= WRITTEN INSTRUCTION =
Retype the records below exactly as they appear, but leave out any pictures.

= DATASET EXTRACT =

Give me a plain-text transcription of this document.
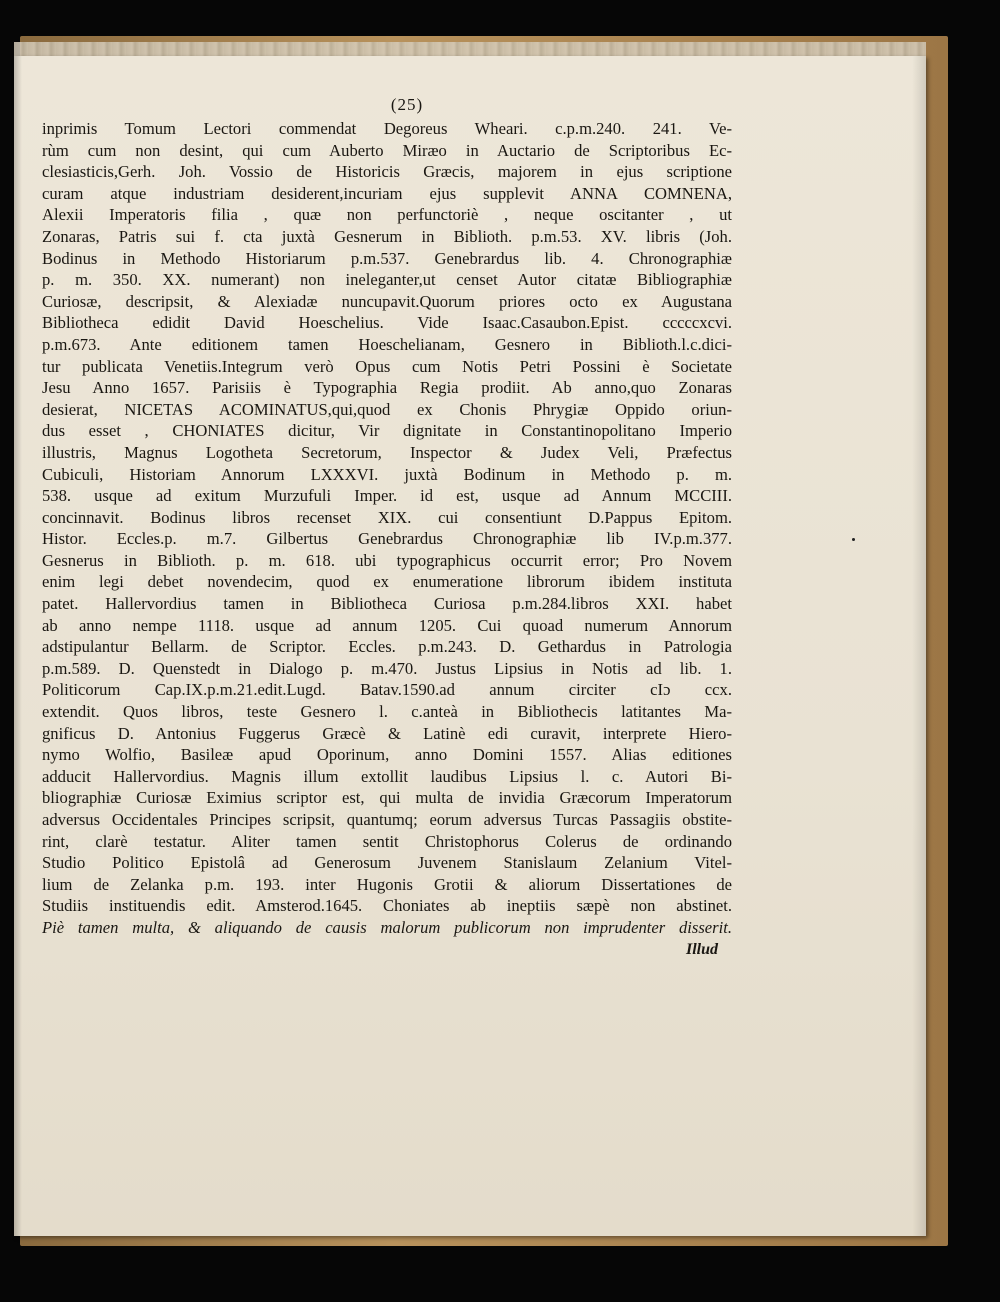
(25)
inprimis Tomum Lectori commendat Degoreus Wheari. c.p.m.240. 241. Ve-
rùm cum non desint, qui cum Auberto Miræo in Auctario de Scriptoribus Ec-
clesiasticis,Gerh. Joh. Vossio de Historicis Græcis, majorem in ejus scriptione
curam atque industriam desiderent,incuriam ejus supplevit ANNA COMNENA,
Alexii Imperatoris filia , quæ non perfunctoriè , neque oscitanter , ut
Zonaras, Patris sui f. cta juxtà Gesnerum in Biblioth. p.m.53. XV. libris (Joh.
Bodinus in Methodo Historiarum p.m.537. Genebrardus lib. 4. Chronographiæ
p. m. 350. XX. numerant) non ineleganter,ut censet Autor citatæ Bibliographiæ
Curiosæ, descripsit, & Alexiadæ nuncupavit.Quorum priores octo ex Augustana
Bibliotheca edidit David Hoeschelius. Vide Isaac.Casaubon.Epist. cccccxcvi.
p.m.673. Ante editionem tamen Hoeschelianam, Gesnero in Biblioth.l.c.dici-
tur publicata Venetiis.Integrum verò Opus cum Notis Petri Possini è Societate
Jesu Anno 1657. Parisiis è Typographia Regia prodiit. Ab anno,quo Zonaras
desierat, NICETAS ACOMINATUS,qui,quod ex Chonis Phrygiæ Oppido oriun-
dus esset , CHONIATES dicitur, Vir dignitate in Constantinopolitano Imperio
illustris, Magnus Logotheta Secretorum, Inspector & Judex Veli, Præfectus
Cubiculi, Historiam Annorum LXXXVI. juxtà Bodinum in Methodo p. m.
538. usque ad exitum Murzufuli Imper. id est, usque ad Annum MCCIII.
concinnavit. Bodinus libros recenset XIX. cui consentiunt D.Pappus Epitom.
Histor. Eccles.p. m.7. Gilbertus Genebrardus Chronographiæ lib IV.p.m.377.
Gesnerus in Biblioth. p. m. 618. ubi typographicus occurrit error; Pro Novem
enim legi debet novendecim, quod ex enumeratione librorum ibidem instituta
patet. Hallervordius tamen in Bibliotheca Curiosa p.m.284.libros XXI. habet
ab anno nempe 1118. usque ad annum 1205. Cui quoad numerum Annorum
adstipulantur Bellarm. de Scriptor. Eccles. p.m.243. D. Gethardus in Patrologia
p.m.589. D. Quenstedt in Dialogo p. m.470. Justus Lipsius in Notis ad lib. 1.
Politicorum Cap.IX.p.m.21.edit.Lugd. Batav.1590.ad annum circiter cIɔ ccx.
extendit. Quos libros, teste Gesnero l. c.anteà in Bibliothecis latitantes Ma-
gnificus D. Antonius Fuggerus Græcè & Latinè edi curavit, interprete Hiero-
nymo Wolfio, Basileæ apud Oporinum, anno Domini 1557. Alias editiones
adducit Hallervordius. Magnis illum extollit laudibus Lipsius l. c. Autori Bi-
bliographiæ Curiosæ Eximius scriptor est, qui multa de invidia Græcorum Imperatorum
adversus Occidentales Principes scripsit, quantumq; eorum adversus Turcas Passagiis obstite-
rint, clarè testatur. Aliter tamen sentit Christophorus Colerus de ordinando
Studio Politico Epistolâ ad Generosum Juvenem Stanislaum Zelanium Vitel-
lium de Zelanka p.m. 193. inter Hugonis Grotii & aliorum Dissertationes de
Studiis instituendis edit. Amsterod.1645. Choniates ab ineptiis sæpè non abstinet.
Piè tamen multa, & aliquando de causis malorum publicorum non imprudenter disserit.
Illud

= ANSWER BELOW =
Give me a plain-text transcription of this document.
(25)
inprimis Tomum Lectori commendat Degoreus Wheari. c.p.m.240. 241. Ve-
rùm cum non desint, qui cum Auberto Miræo in Auctario de Scriptoribus Ec-
clesiasticis,Gerh. Joh. Vossio de Historicis Græcis, majorem in ejus scriptione
curam atque industriam desiderent,incuriam ejus supplevit ANNA COMNENA,
Alexii Imperatoris filia , quæ non perfunctoriè , neque oscitanter , ut
Zonaras, Patris sui f. cta juxtà Gesnerum in Biblioth. p.m.53. XV. libris (Joh.
Bodinus in Methodo Historiarum p.m.537. Genebrardus lib. 4. Chronographiæ
p. m. 350. XX. numerant) non ineleganter,ut censet Autor citatæ Bibliographiæ
Curiosæ, descripsit, & Alexiadæ nuncupavit.Quorum priores octo ex Augustana
Bibliotheca edidit David Hoeschelius. Vide Isaac.Casaubon.Epist. cccccxcvi.
p.m.673. Ante editionem tamen Hoeschelianam, Gesnero in Biblioth.l.c.dici-
tur publicata Venetiis.Integrum verò Opus cum Notis Petri Possini è Societate
Jesu Anno 1657. Parisiis è Typographia Regia prodiit. Ab anno,quo Zonaras
desierat, NICETAS ACOMINATUS,qui,quod ex Chonis Phrygiæ Oppido oriun-
dus esset , CHONIATES dicitur, Vir dignitate in Constantinopolitano Imperio
illustris, Magnus Logotheta Secretorum, Inspector & Judex Veli, Præfectus
Cubiculi, Historiam Annorum LXXXVI. juxtà Bodinum in Methodo p. m.
538. usque ad exitum Murzufuli Imper. id est, usque ad Annum MCCIII.
concinnavit. Bodinus libros recenset XIX. cui consentiunt D.Pappus Epitom.
Histor. Eccles.p. m.7. Gilbertus Genebrardus Chronographiæ lib IV.p.m.377.
Gesnerus in Biblioth. p. m. 618. ubi typographicus occurrit error; Pro Novem
enim legi debet novendecim, quod ex enumeratione librorum ibidem instituta
patet. Hallervordius tamen in Bibliotheca Curiosa p.m.284.libros XXI. habet
ab anno nempe 1118. usque ad annum 1205. Cui quoad numerum Annorum
adstipulantur Bellarm. de Scriptor. Eccles. p.m.243. D. Gethardus in Patrologia
p.m.589. D. Quenstedt in Dialogo p. m.470. Justus Lipsius in Notis ad lib. 1.
Politicorum Cap.IX.p.m.21.edit.Lugd. Batav.1590.ad annum circiter cIɔ ccx.
extendit. Quos libros, teste Gesnero l. c.anteà in Bibliothecis latitantes Ma-
gnificus D. Antonius Fuggerus Græcè & Latinè edi curavit, interprete Hiero-
nymo Wolfio, Basileæ apud Oporinum, anno Domini 1557. Alias editiones
adducit Hallervordius. Magnis illum extollit laudibus Lipsius l. c. Autori Bi-
bliographiæ Curiosæ Eximius scriptor est, qui multa de invidia Græcorum Imperatorum
adversus Occidentales Principes scripsit, quantumq; eorum adversus Turcas Passagiis obstite-
rint, clarè testatur. Aliter tamen sentit Christophorus Colerus de ordinando
Studio Politico Epistolâ ad Generosum Juvenem Stanislaum Zelanium Vitel-
lium de Zelanka p.m. 193. inter Hugonis Grotii & aliorum Dissertationes de
Studiis instituendis edit. Amsterod.1645. Choniates ab ineptiis sæpè non abstinet.
Piè tamen multa, & aliquando de causis malorum publicorum non imprudenter disserit.
Illud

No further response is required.